## EXCERPTED RECORDS:
====

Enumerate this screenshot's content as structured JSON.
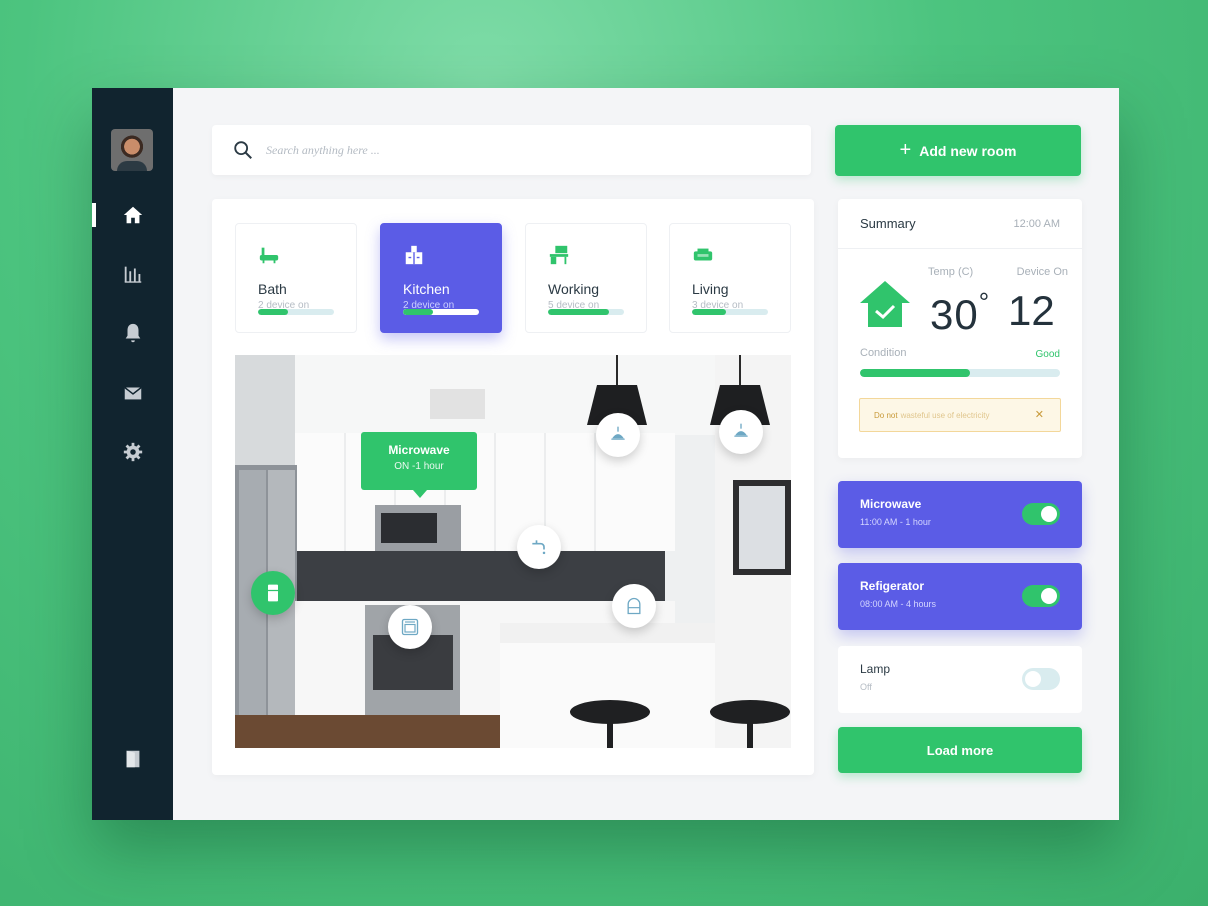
{
  "search": {
    "placeholder": "Search anything here ..."
  },
  "sidebar": {
    "items": [
      {
        "name": "home",
        "icon": "home-icon",
        "active": true
      },
      {
        "name": "stats",
        "icon": "bar-chart-icon"
      },
      {
        "name": "notifications",
        "icon": "bell-icon"
      },
      {
        "name": "messages",
        "icon": "envelope-icon"
      },
      {
        "name": "settings",
        "icon": "gear-icon"
      }
    ],
    "logout_icon": "door-icon"
  },
  "rooms": [
    {
      "name": "Bath",
      "sub": "2 device on",
      "icon": "bathtub-icon",
      "progress": 0.4
    },
    {
      "name": "Kitchen",
      "sub": "2 device on",
      "icon": "kitchen-icon",
      "active": true,
      "progress": 0.4
    },
    {
      "name": "Working",
      "sub": "5 device on",
      "icon": "desk-icon",
      "progress": 0.8
    },
    {
      "name": "Living",
      "sub": "3 device on",
      "icon": "sofa-icon",
      "progress": 0.45
    }
  ],
  "photo": {
    "tooltip": {
      "title": "Microwave",
      "subtitle": "ON -1 hour"
    },
    "hotspots": [
      "fridge-icon",
      "oven-icon",
      "faucet-icon",
      "lamp-icon",
      "lamp-icon",
      "dishwasher-icon"
    ]
  },
  "add_room": {
    "label": "Add new room"
  },
  "summary": {
    "title": "Summary",
    "time": "12:00 AM",
    "temp_label": "Temp (C)",
    "device_label": "Device On",
    "temp_value": "30",
    "degree": "°",
    "device_value": "12",
    "condition_label": "Condition",
    "condition_value": "Good",
    "condition_progress": 0.55,
    "alert_strong": "Do not",
    "alert_text": "wasteful use of electricity",
    "alert_close": "✕"
  },
  "devices": [
    {
      "name": "Microwave",
      "time": "11:00 AM - 1 hour",
      "on": true
    },
    {
      "name": "Refigerator",
      "time": "08:00 AM - 4 hours",
      "on": true
    },
    {
      "name": "Lamp",
      "time": "Off",
      "on": false
    }
  ],
  "load_more": {
    "label": "Load more"
  },
  "colors": {
    "green": "#30c46c",
    "purple": "#5b5ce6",
    "sidebar": "#11242f"
  }
}
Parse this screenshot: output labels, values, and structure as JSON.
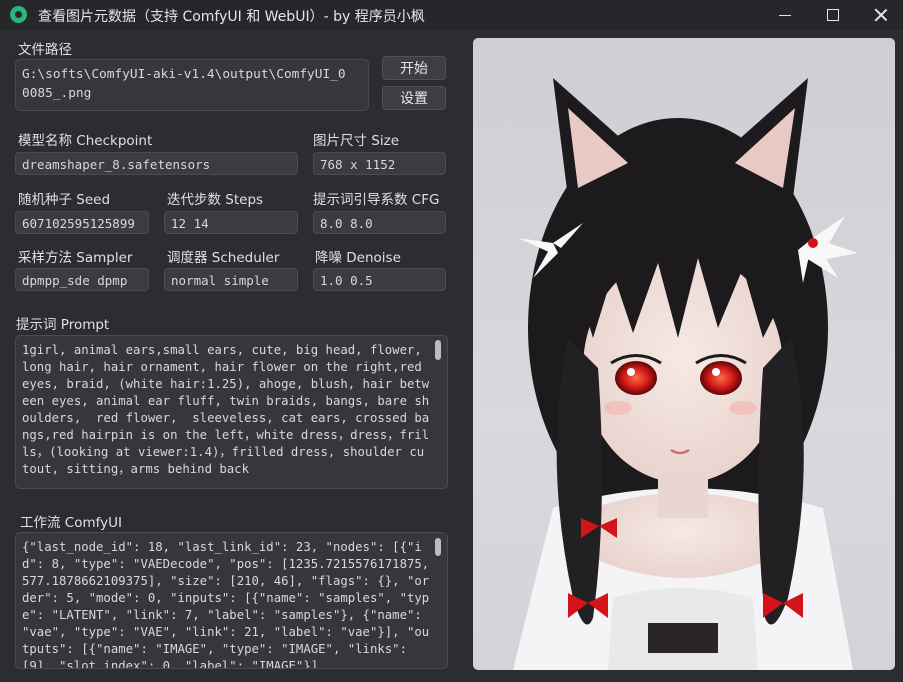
{
  "window": {
    "title": "查看图片元数据（支持 ComfyUI 和 WebUI）- by 程序员小枫"
  },
  "file_path": {
    "label": "文件路径",
    "value": "G:\\softs\\ComfyUI-aki-v1.4\\output\\ComfyUI_0\n0085_.png"
  },
  "buttons": {
    "start": "开始",
    "settings": "设置"
  },
  "fields": {
    "checkpoint": {
      "label": "模型名称 Checkpoint",
      "value": "dreamshaper_8.safetensors"
    },
    "size": {
      "label": "图片尺寸 Size",
      "value": "768 x 1152"
    },
    "seed": {
      "label": "随机种子 Seed",
      "value": "607102595125899"
    },
    "steps": {
      "label": "迭代步数 Steps",
      "value": "12  14"
    },
    "cfg": {
      "label": "提示词引导系数 CFG",
      "value": "8.0  8.0"
    },
    "sampler": {
      "label": "采样方法 Sampler",
      "value": "dpmpp_sde  dpmp"
    },
    "scheduler": {
      "label": "调度器 Scheduler",
      "value": "normal  simple"
    },
    "denoise": {
      "label": "降噪 Denoise",
      "value": "1.0  0.5"
    }
  },
  "prompt": {
    "label": "提示词 Prompt",
    "value": "1girl, animal ears,small ears, cute, big head, flower, long hair, hair ornament, hair flower on the right,red eyes, braid, (white hair:1.25), ahoge, blush, hair between eyes, animal ear fluff, twin braids, bangs, bare shoulders,  red flower,  sleeveless, cat ears, crossed bangs,red hairpin is on the left，white dress，dress，frills，(looking at viewer:1.4)，frilled dress, shoulder cutout, sitting，arms behind back"
  },
  "workflow": {
    "label": "工作流 ComfyUI",
    "value": "{\"last_node_id\": 18, \"last_link_id\": 23, \"nodes\": [{\"id\": 8, \"type\": \"VAEDecode\", \"pos\": [1235.7215576171875, 577.1878662109375], \"size\": [210, 46], \"flags\": {}, \"order\": 5, \"mode\": 0, \"inputs\": [{\"name\": \"samples\", \"type\": \"LATENT\", \"link\": 7, \"label\": \"samples\"}, {\"name\": \"vae\", \"type\": \"VAE\", \"link\": 21, \"label\": \"vae\"}], \"outputs\": [{\"name\": \"IMAGE\", \"type\": \"IMAGE\", \"links\": [9], \"slot_index\": 0, \"label\": \"IMAGE\"}]"
  },
  "preview": {
    "description_icon": "image-preview"
  },
  "colors": {
    "background": "#2b2d30",
    "accent": "#2fb37a",
    "eye_red": "#d01818"
  }
}
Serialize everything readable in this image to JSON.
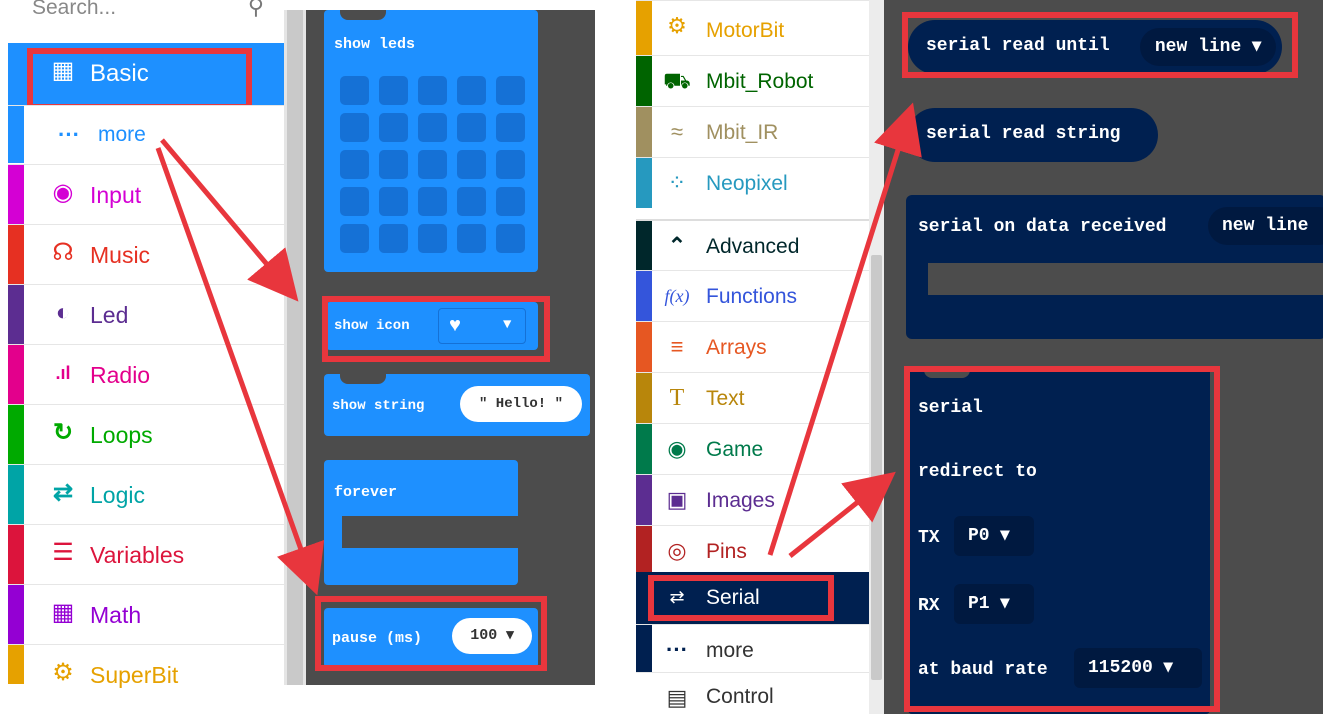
{
  "left": {
    "search_placeholder": "Search...",
    "categories": [
      {
        "label": "Basic",
        "icon": "grid-icon",
        "color": "#1e90ff"
      },
      {
        "label": "more",
        "icon": "dots-icon",
        "color": "#1e90ff"
      },
      {
        "label": "Input",
        "icon": "radio-target-icon",
        "color": "#d400d4"
      },
      {
        "label": "Music",
        "icon": "headphones-icon",
        "color": "#e63022"
      },
      {
        "label": "Led",
        "icon": "toggle-icon",
        "color": "#5c2d91"
      },
      {
        "label": "Radio",
        "icon": "signal-bars-icon",
        "color": "#e3008c"
      },
      {
        "label": "Loops",
        "icon": "loop-arrow-icon",
        "color": "#00aa00"
      },
      {
        "label": "Logic",
        "icon": "shuffle-icon",
        "color": "#00a4a6"
      },
      {
        "label": "Variables",
        "icon": "lines-icon",
        "color": "#dc143c"
      },
      {
        "label": "Math",
        "icon": "calculator-icon",
        "color": "#9400d3"
      },
      {
        "label": "SuperBit",
        "icon": "gears-icon",
        "color": "#e6a100"
      }
    ],
    "blocks": {
      "show_leds": "show leds",
      "show_icon": "show icon",
      "show_string": "show string",
      "show_string_value": "\" Hello! \"",
      "forever": "forever",
      "pause": "pause (ms)",
      "pause_value": "100 ▾"
    }
  },
  "right": {
    "categories": [
      {
        "label": "MotorBit",
        "icon": "gears-icon",
        "color": "#e6a100"
      },
      {
        "label": "Mbit_Robot",
        "icon": "car-icon",
        "color": "#006400"
      },
      {
        "label": "Mbit_IR",
        "icon": "wifi-icon",
        "color": "#a09060"
      },
      {
        "label": "Neopixel",
        "icon": "spinner-icon",
        "color": "#2699bf"
      },
      {
        "label": "Advanced",
        "icon": "chevron-up-icon",
        "color": "#00272b"
      },
      {
        "label": "Functions",
        "icon": "function-icon",
        "color": "#3455db"
      },
      {
        "label": "Arrays",
        "icon": "list-numbered-icon",
        "color": "#e65722"
      },
      {
        "label": "Text",
        "icon": "text-t-icon",
        "color": "#b8860b"
      },
      {
        "label": "Game",
        "icon": "gamepad-icon",
        "color": "#007a4b"
      },
      {
        "label": "Images",
        "icon": "image-icon",
        "color": "#5c2d91"
      },
      {
        "label": "Pins",
        "icon": "target-icon",
        "color": "#b22222"
      },
      {
        "label": "Serial",
        "icon": "usb-icon",
        "color": "#002050"
      },
      {
        "label": "more",
        "icon": "dots-icon",
        "color": "#002050"
      },
      {
        "label": "Control",
        "icon": "server-icon",
        "color": "#333333"
      }
    ],
    "blocks": {
      "read_until": "serial read until",
      "read_until_value": "new line ▾",
      "read_string": "serial read string",
      "on_data": "serial on data received",
      "on_data_value": "new line",
      "redirect_serial": "serial",
      "redirect_to": "redirect to",
      "tx_label": "TX",
      "tx_value": "P0 ▾",
      "rx_label": "RX",
      "rx_value": "P1 ▾",
      "baud_label": "at baud rate",
      "baud_value": "115200 ▾"
    }
  },
  "colors": {
    "highlight": "#e8363d",
    "basic": "#1e90ff",
    "serial": "#002050"
  }
}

====

## STATED TASK:
Gather up the lines that contain the word "true".

## FINISHED TASK:
        "active": true
      "active": true,
      "on": true
      "on": true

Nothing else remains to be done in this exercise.